#### Work to be completed:
Output every line exactly as written. Leave out pictures.

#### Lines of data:

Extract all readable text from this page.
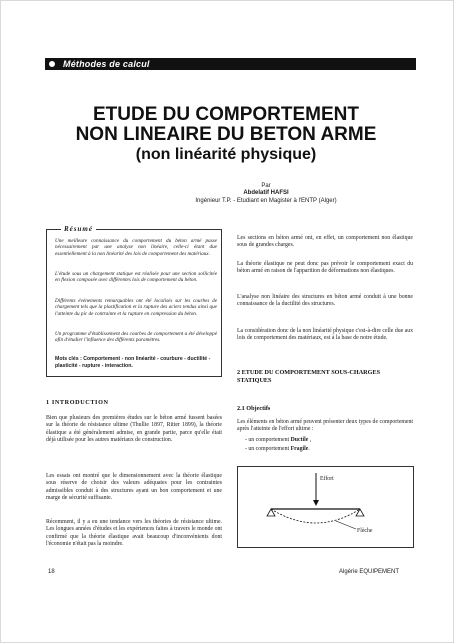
Méthodes de calcul
ETUDE DU COMPORTEMENT
NON LINEAIRE DU BETON ARME
(non linéarité physique)
Par
Abdelatif HAFSI
Ingénieur T.P. - Etudiant en Magister à l'ENTP (Alger)
Résumé

Une meilleure connaissance du comportement du béton armé passe nécessairement par une analyse non linéaire, celle-ci étant due essentiellement à la non linéarité des lois de comportement des matériaux.

L'étude sous un chargement statique est réalisée pour une section sollicitée en flexion composée avec différentes lois de comportement du béton.

Différents événements remarquables ont été localisés sur les courbes de chargement tels que la plastification et la rupture des aciers tendus ainsi que l'atteinte du pic de contrainte et la rupture en compression du béton.

Un programme d'établissement des courbes de comportement a été développé afin d'étudier l'influence des différents paramètres.

Mots clés : Comportement - non linéarité - courbure - ductilité - plasticité - rupture - interaction.
1 INTRODUCTION

Bien que plusieurs des premières études sur le béton armé fussent basées sur la théorie de résistance ultime (Thullie 1897, Ritter 1899), la théorie élastique a été généralement admise, en grande partie, parce qu'elle était déjà utilisée pour les autres matériaux de construction.

Les essais ont montré que le dimensionnement avec la théorie élastique sous réserve de choisir des valeurs adéquates pour les contraintes admissibles conduit à des structures ayant un bon comportement et une marge de sécurité suffisante.

Récemment, il y a eu une tendance vers les théories de résistance ultime. Les longues années d'études et les expériences faites à travers le monde ont confirmé que la théorie élastique avait beaucoup d'inconvénients dont l'économie n'était pas la moindre.

Les sections en béton armé ont, en effet, un comportement non élastique sous de grandes charges.

La théorie élastique ne peut donc pas prévoir le comportement exact du béton armé en raison de l'apparition de déformations non élastiques.

L'analyse non linéaire des structures en béton armé conduit à une bonne connaissance de la ductilité des structures.

La considération donc de la non linéarité physique c'est-à-dire celle due aux lois de comportement des matériaux, est à la base de notre étude.

2 ETUDE DU COMPORTEMENT SOUS-CHARGES STATIQUES
2.1 Objectifs

Les éléments en béton armé peuvent présenter deux types de comportement après l'atteinte de l'effort ultime :

- un comportement Ductile ,
- un comportement Fragile.
Effort
Flèche
18	Algérie EQUIPEMENT
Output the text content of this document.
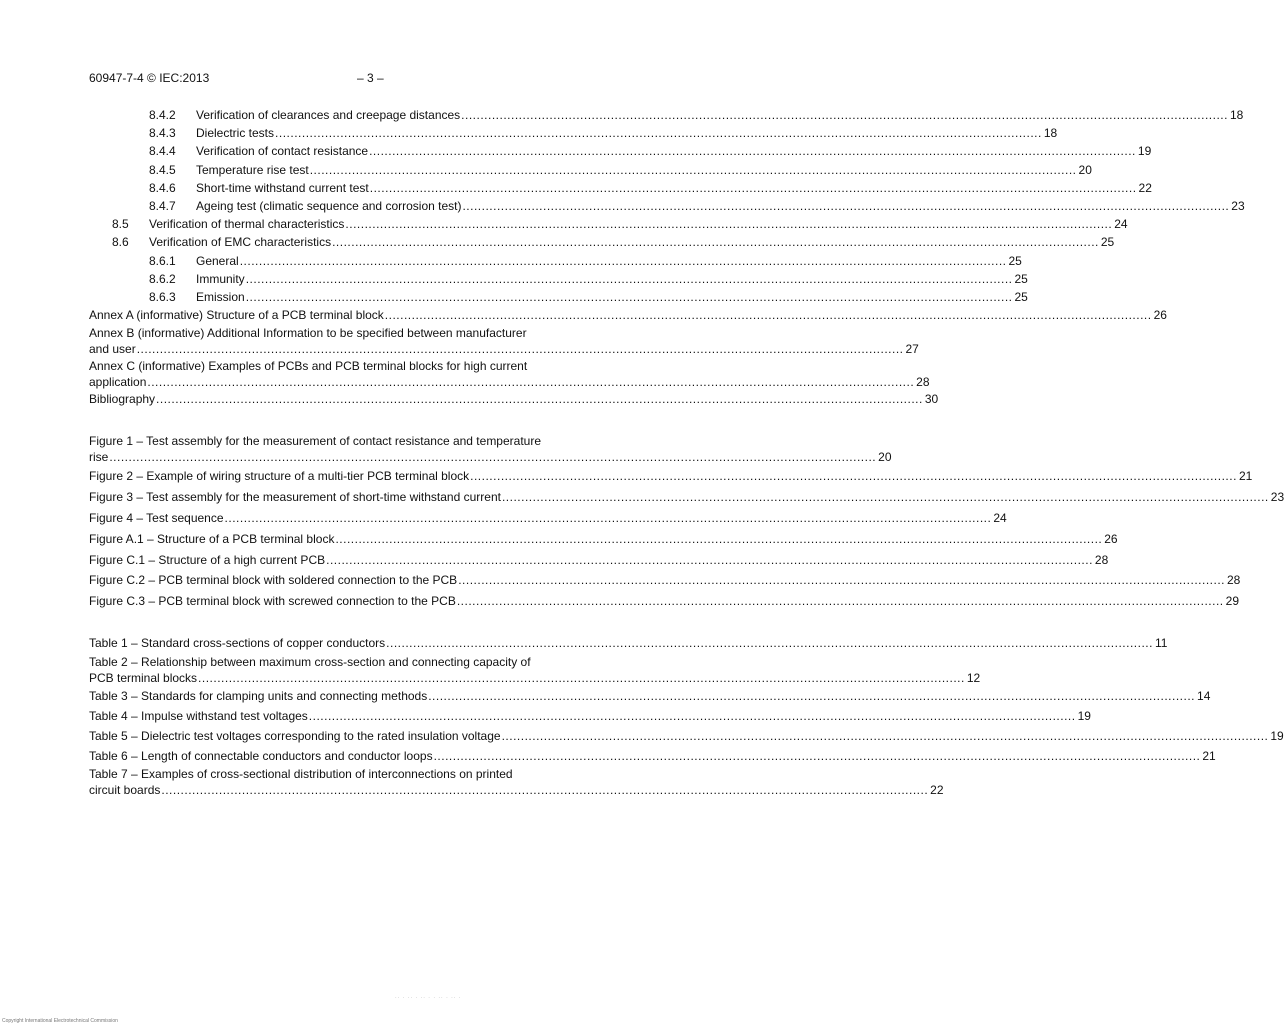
60947-7-4 © IEC:2013	– 3 –
8.4.2 Verification of clearances and creepage distances ........................................................................................................................................................................................................ 18
8.4.3 Dielectric tests ........................................................................................................................................................................................................ 18
8.4.4 Verification of contact resistance ........................................................................................................................................................................................................ 19
8.4.5 Temperature rise test ........................................................................................................................................................................................................ 20
8.4.6 Short-time withstand current test ........................................................................................................................................................................................................ 22
8.4.7 Ageing test (climatic sequence and corrosion test) ........................................................................................................................................................................................................ 23
8.5 Verification of thermal characteristics ........................................................................................................................................................................................................ 24
8.6 Verification of EMC characteristics ........................................................................................................................................................................................................ 25
8.6.1 General ........................................................................................................................................................................................................ 25
8.6.2 Immunity ........................................................................................................................................................................................................ 25
8.6.3 Emission ........................................................................................................................................................................................................ 25
Annex A (informative) Structure of a PCB terminal block ........................................................................................................................................................................................................ 26
Annex B (informative) Additional Information to be specified between manufacturer
and user ........................................................................................................................................................................................................ 27
Annex C (informative) Examples of PCBs and PCB terminal blocks for high current
application ........................................................................................................................................................................................................ 28
Bibliography ........................................................................................................................................................................................................ 30
Figure 1 – Test assembly for the measurement of contact resistance and temperature
rise ........................................................................................................................................................................................................ 20
Figure 2 – Example of wiring structure of a multi-tier PCB terminal block ........................................................................................................................................................................................................ 21
Figure 3 – Test assembly for the measurement of short-time withstand current ........................................................................................................................................................................................................ 23
Figure 4 – Test sequence ........................................................................................................................................................................................................ 24
Figure A.1 – Structure of a PCB terminal block ........................................................................................................................................................................................................ 26
Figure C.1 – Structure of a high current PCB ........................................................................................................................................................................................................ 28
Figure C.2 – PCB terminal block with soldered connection to the PCB ........................................................................................................................................................................................................ 28
Figure C.3 – PCB terminal block with screwed connection to the PCB ........................................................................................................................................................................................................ 29
Table 1 – Standard cross-sections of copper conductors ........................................................................................................................................................................................................ 11
Table 2 – Relationship between maximum cross-section and connecting capacity of
PCB terminal blocks ........................................................................................................................................................................................................ 12
Table 3 – Standards for clamping units and connecting methods ........................................................................................................................................................................................................ 14
Table 4 – Impulse withstand test voltages ........................................................................................................................................................................................................ 19
Table 5 – Dielectric test voltages corresponding to the rated insulation voltage ........................................................................................................................................................................................................ 19
Table 6 – Length of connectable conductors and conductor loops ........................................................................................................................................................................................................ 21
Table 7 – Examples of cross-sectional distribution of interconnections on printed
circuit boards ........................................................................................................................................................................................................ 22
·· · ·· · ·· · · ·· · ·· ·
Copyright International Electrotechnical Commission
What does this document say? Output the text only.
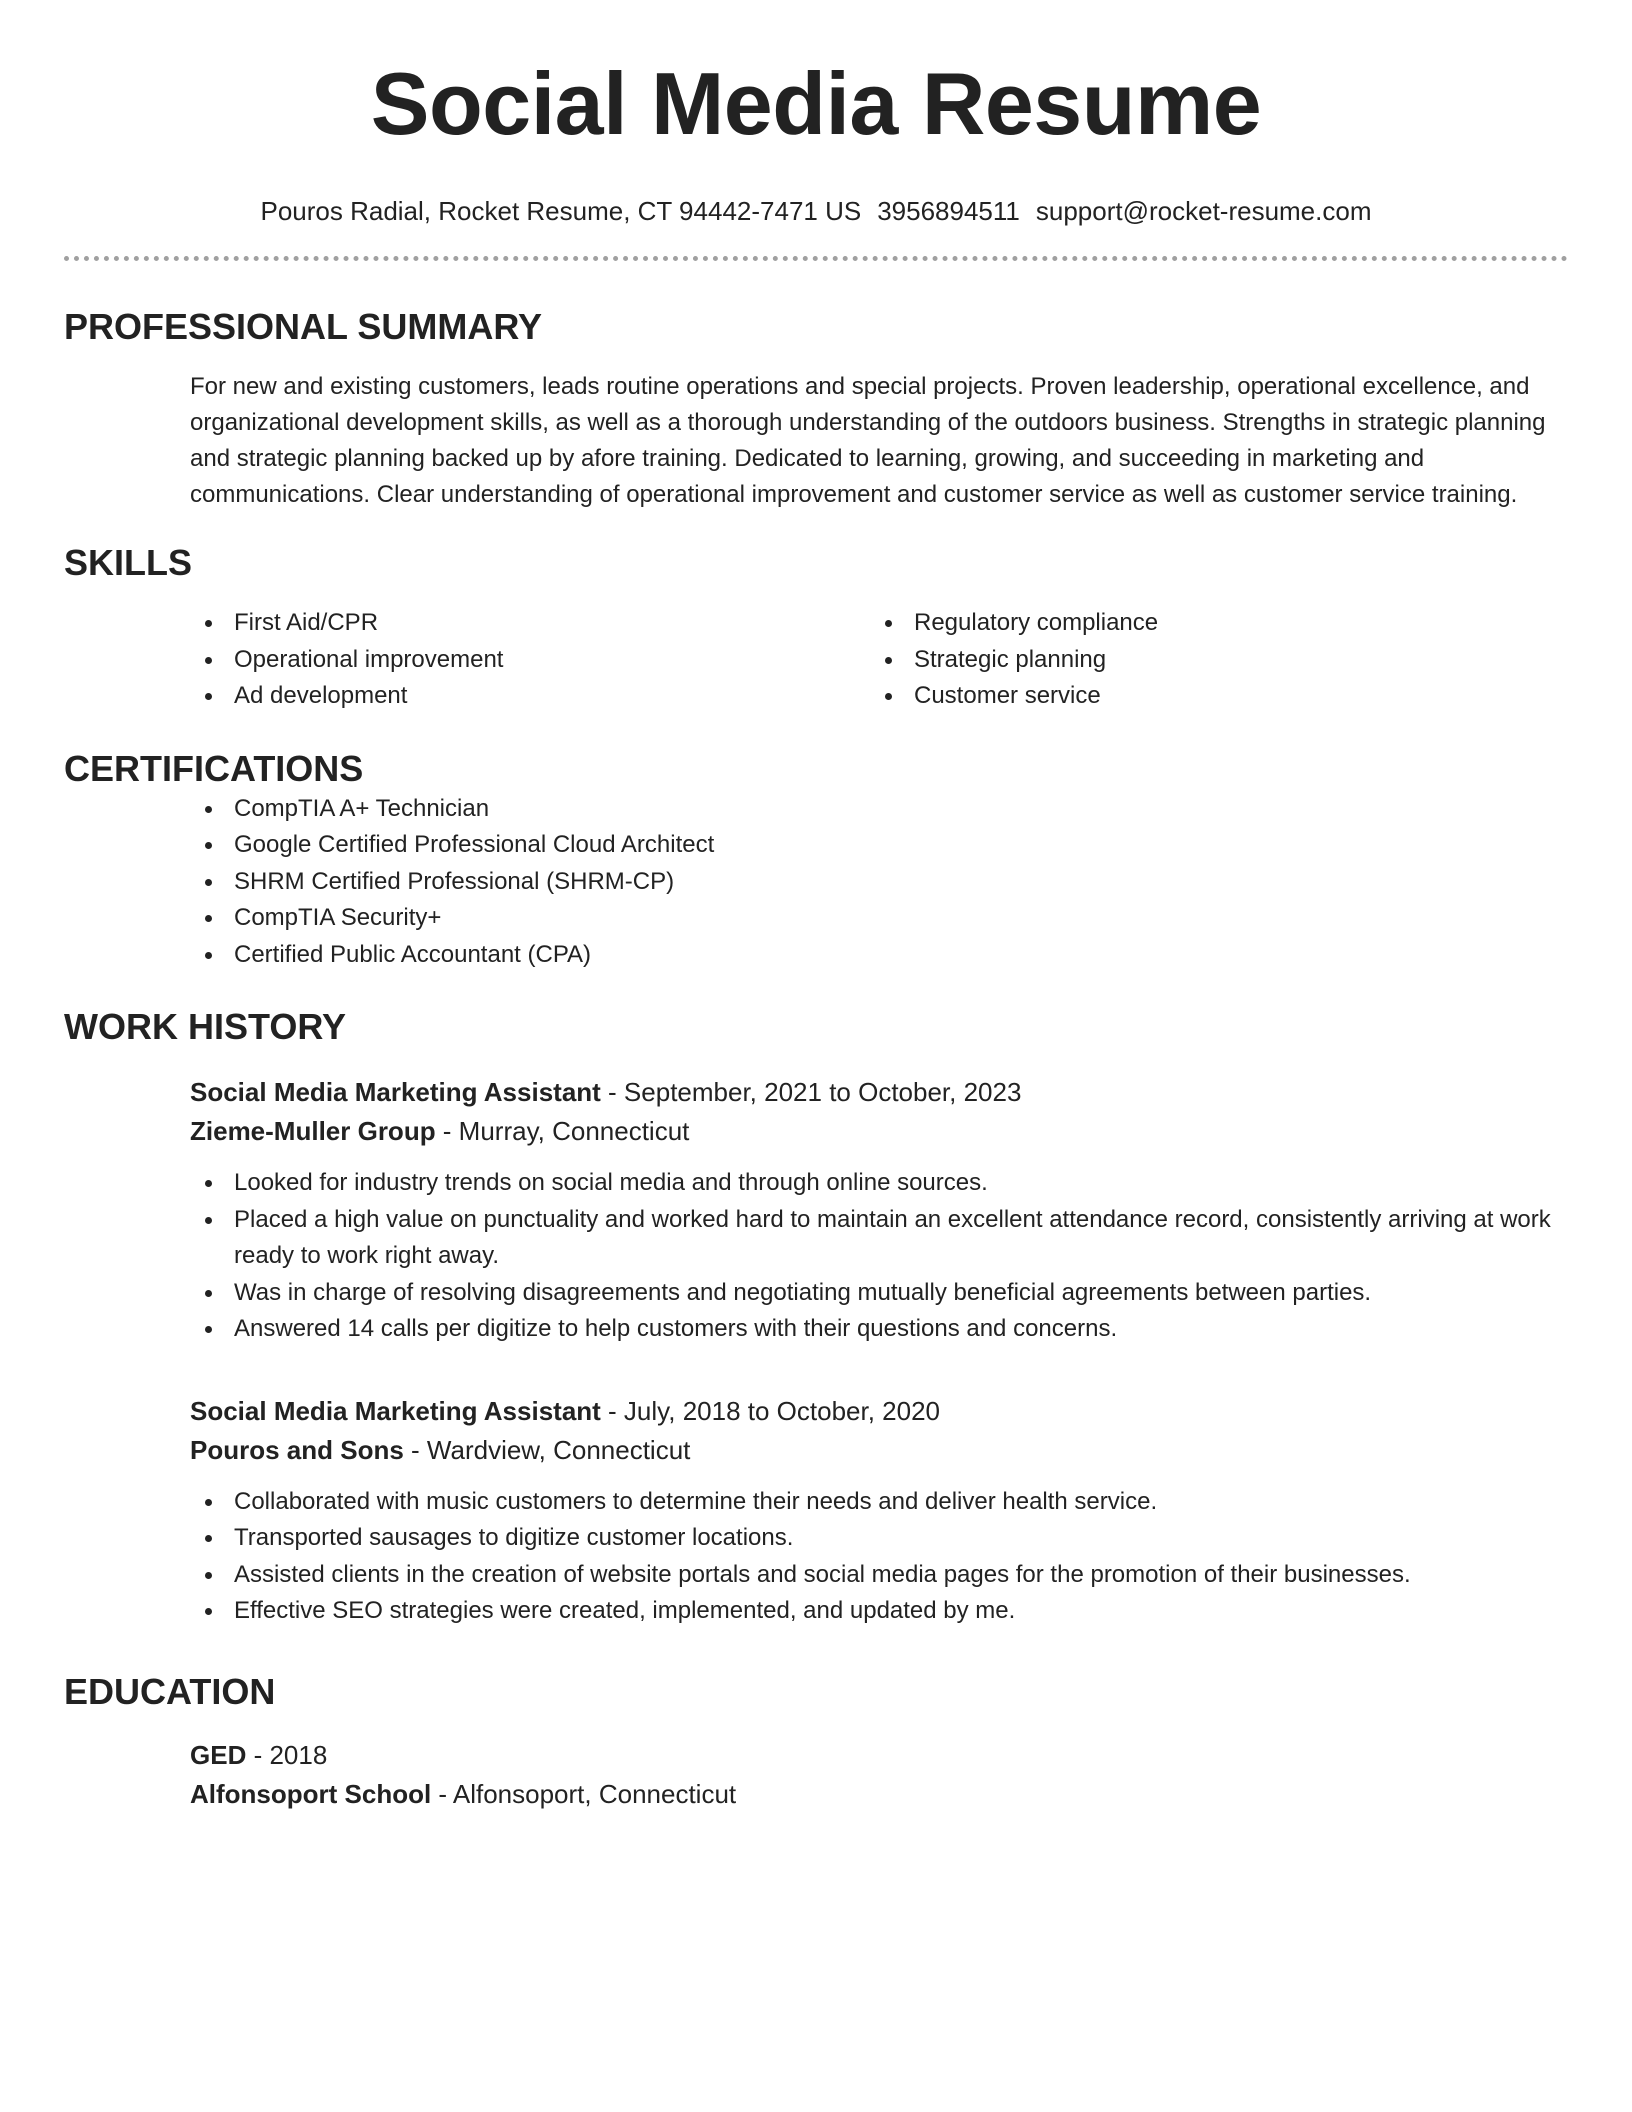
Social Media Resume
Pouros Radial, Rocket Resume, CT 94442-7471 US 3956894511 support@rocket-resume.com
PROFESSIONAL SUMMARY

For new and existing customers, leads routine operations and special projects. Proven leadership, operational excellence, and organizational development skills, as well as a thorough understanding of the outdoors business. Strengths in strategic planning and strategic planning backed up by afore training. Dedicated to learning, growing, and succeeding in marketing and communications. Clear understanding of operational improvement and customer service as well as customer service training.

SKILLS
First Aid/CPR
Operational improvement
Ad development
Regulatory compliance
Strategic planning
Customer service
CERTIFICATIONS
CompTIA A+ Technician
Google Certified Professional Cloud Architect
SHRM Certified Professional (SHRM-CP)
CompTIA Security+
Certified Public Accountant (CPA)
WORK HISTORY
Social Media Marketing Assistant - September, 2021 to October, 2023
Zieme-Muller Group - Murray, Connecticut
Looked for industry trends on social media and through online sources.
Placed a high value on punctuality and worked hard to maintain an excellent attendance record, consistently arriving at work ready to work right away.
Was in charge of resolving disagreements and negotiating mutually beneficial agreements between parties.
Answered 14 calls per digitize to help customers with their questions and concerns.
Social Media Marketing Assistant - July, 2018 to October, 2020
Pouros and Sons - Wardview, Connecticut
Collaborated with music customers to determine their needs and deliver health service.
Transported sausages to digitize customer locations.
Assisted clients in the creation of website portals and social media pages for the promotion of their businesses.
Effective SEO strategies were created, implemented, and updated by me.
EDUCATION
GED - 2018
Alfonsoport School - Alfonsoport, Connecticut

#### Task response:
Extract all readable text from this page.
Méthodes de calcul
ETUDE DU COMPORTEMENT
NON LINEAIRE DU BETON ARME
(non linéarité physique)
Par
Abdelatif HAFSI
Ingénieur T.P. - Etudiant en Magister à l'ENTP (Alger)
Résumé

Une meilleure connaissance du comportement du béton armé passe nécessairement par une analyse non linéaire, celle-ci étant due essentiellement à la non linéarité des lois de comportement des matériaux.

L'étude sous un chargement statique est réalisée pour une section sollicitée en flexion composée avec différentes lois de comportement du béton.

Différents événements remarquables ont été localisés sur les courbes de chargement tels que la plastification et la rupture des aciers tendus ainsi que l'atteinte du pic de contrainte et la rupture en compression du béton.

Un programme d'établissement des courbes de comportement a été développé afin d'étudier l'influence des différents paramètres.

Mots clés : Comportement - non linéarité - courbure - ductilité - plasticité - rupture - interaction.
1 INTRODUCTION

Bien que plusieurs des premières études sur le béton armé fussent basées sur la théorie de résistance ultime (Thullie 1897, Ritter 1899), la théorie élastique a été généralement admise, en grande partie, parce qu'elle était déjà utilisée pour les autres matériaux de construction.

Les essais ont montré que le dimensionnement avec la théorie élastique sous réserve de choisir des valeurs adéquates pour les contraintes admissibles conduit à des structures ayant un bon comportement et une marge de sécurité suffisante.

Récemment, il y a eu une tendance vers les théories de résistance ultime. Les longues années d'études et les expériences faites à travers le monde ont confirmé que la théorie élastique avait beaucoup d'inconvénients dont l'économie n'était pas la moindre.

Les sections en béton armé ont, en effet, un comportement non élastique sous de grandes charges.

La théorie élastique ne peut donc pas prévoir le comportement exact du béton armé en raison de l'apparition de déformations non élastiques.

L'analyse non linéaire des structures en béton armé conduit à une bonne connaissance de la ductilité des structures.

La considération donc de la non linéarité physique c'est-à-dire celle due aux lois de comportement des matériaux, est à la base de notre étude.

2 ETUDE DU COMPORTEMENT SOUS-CHARGES STATIQUES
2.1 Objectifs

Les éléments en béton armé peuvent présenter deux types de comportement après l'atteinte de l'effort ultime :

- un comportement Ductile ,
- un comportement Fragile.
Effort
Flèche
18	Algérie EQUIPEMENT
Output the text content of this document.
60947-7-4 © IEC:2013	– 3 –
8.4.2 Verification of clearances and creepage distances ........................................................................................................................................................................................................ 18
8.4.3 Dielectric tests ........................................................................................................................................................................................................ 18
8.4.4 Verification of contact resistance ........................................................................................................................................................................................................ 19
8.4.5 Temperature rise test ........................................................................................................................................................................................................ 20
8.4.6 Short-time withstand current test ........................................................................................................................................................................................................ 22
8.4.7 Ageing test (climatic sequence and corrosion test) ........................................................................................................................................................................................................ 23
8.5 Verification of thermal characteristics ........................................................................................................................................................................................................ 24
8.6 Verification of EMC characteristics ........................................................................................................................................................................................................ 25
8.6.1 General ........................................................................................................................................................................................................ 25
8.6.2 Immunity ........................................................................................................................................................................................................ 25
8.6.3 Emission ........................................................................................................................................................................................................ 25
Annex A (informative) Structure of a PCB terminal block ........................................................................................................................................................................................................ 26
Annex B (informative) Additional Information to be specified between manufacturer
and user ........................................................................................................................................................................................................ 27
Annex C (informative) Examples of PCBs and PCB terminal blocks for high current
application ........................................................................................................................................................................................................ 28
Bibliography ........................................................................................................................................................................................................ 30
Figure 1 – Test assembly for the measurement of contact resistance and temperature
rise ........................................................................................................................................................................................................ 20
Figure 2 – Example of wiring structure of a multi-tier PCB terminal block ........................................................................................................................................................................................................ 21
Figure 3 – Test assembly for the measurement of short-time withstand current ........................................................................................................................................................................................................ 23
Figure 4 – Test sequence ........................................................................................................................................................................................................ 24
Figure A.1 – Structure of a PCB terminal block ........................................................................................................................................................................................................ 26
Figure C.1 – Structure of a high current PCB ........................................................................................................................................................................................................ 28
Figure C.2 – PCB terminal block with soldered connection to the PCB ........................................................................................................................................................................................................ 28
Figure C.3 – PCB terminal block with screwed connection to the PCB ........................................................................................................................................................................................................ 29
Table 1 – Standard cross-sections of copper conductors ........................................................................................................................................................................................................ 11
Table 2 – Relationship between maximum cross-section and connecting capacity of
PCB terminal blocks ........................................................................................................................................................................................................ 12
Table 3 – Standards for clamping units and connecting methods ........................................................................................................................................................................................................ 14
Table 4 – Impulse withstand test voltages ........................................................................................................................................................................................................ 19
Table 5 – Dielectric test voltages corresponding to the rated insulation voltage ........................................................................................................................................................................................................ 19
Table 6 – Length of connectable conductors and conductor loops ........................................................................................................................................................................................................ 21
Table 7 – Examples of cross-sectional distribution of interconnections on printed
circuit boards ........................................................................................................................................................................................................ 22
·· · ·· · ·· · · ·· · ·· ·
Copyright International Electrotechnical Commission
What does this document say? Output the text only.
Social Media Resume
Pouros Radial, Rocket Resume, CT 94442-7471 US 3956894511 support@rocket-resume.com
PROFESSIONAL SUMMARY

For new and existing customers, leads routine operations and special projects. Proven leadership, operational excellence, and organizational development skills, as well as a thorough understanding of the outdoors business. Strengths in strategic planning and strategic planning backed up by afore training. Dedicated to learning, growing, and succeeding in marketing and communications. Clear understanding of operational improvement and customer service as well as customer service training.

SKILLS
First Aid/CPR
Operational improvement
Ad development
Regulatory compliance
Strategic planning
Customer service
CERTIFICATIONS
CompTIA A+ Technician
Google Certified Professional Cloud Architect
SHRM Certified Professional (SHRM-CP)
CompTIA Security+
Certified Public Accountant (CPA)
WORK HISTORY
Social Media Marketing Assistant - September, 2021 to October, 2023
Zieme-Muller Group - Murray, Connecticut
Looked for industry trends on social media and through online sources.
Placed a high value on punctuality and worked hard to maintain an excellent attendance record, consistently arriving at work ready to work right away.
Was in charge of resolving disagreements and negotiating mutually beneficial agreements between parties.
Answered 14 calls per digitize to help customers with their questions and concerns.
Social Media Marketing Assistant - July, 2018 to October, 2020
Pouros and Sons - Wardview, Connecticut
Collaborated with music customers to determine their needs and deliver health service.
Transported sausages to digitize customer locations.
Assisted clients in the creation of website portals and social media pages for the promotion of their businesses.
Effective SEO strategies were created, implemented, and updated by me.
EDUCATION
GED - 2018
Alfonsoport School - Alfonsoport, Connecticut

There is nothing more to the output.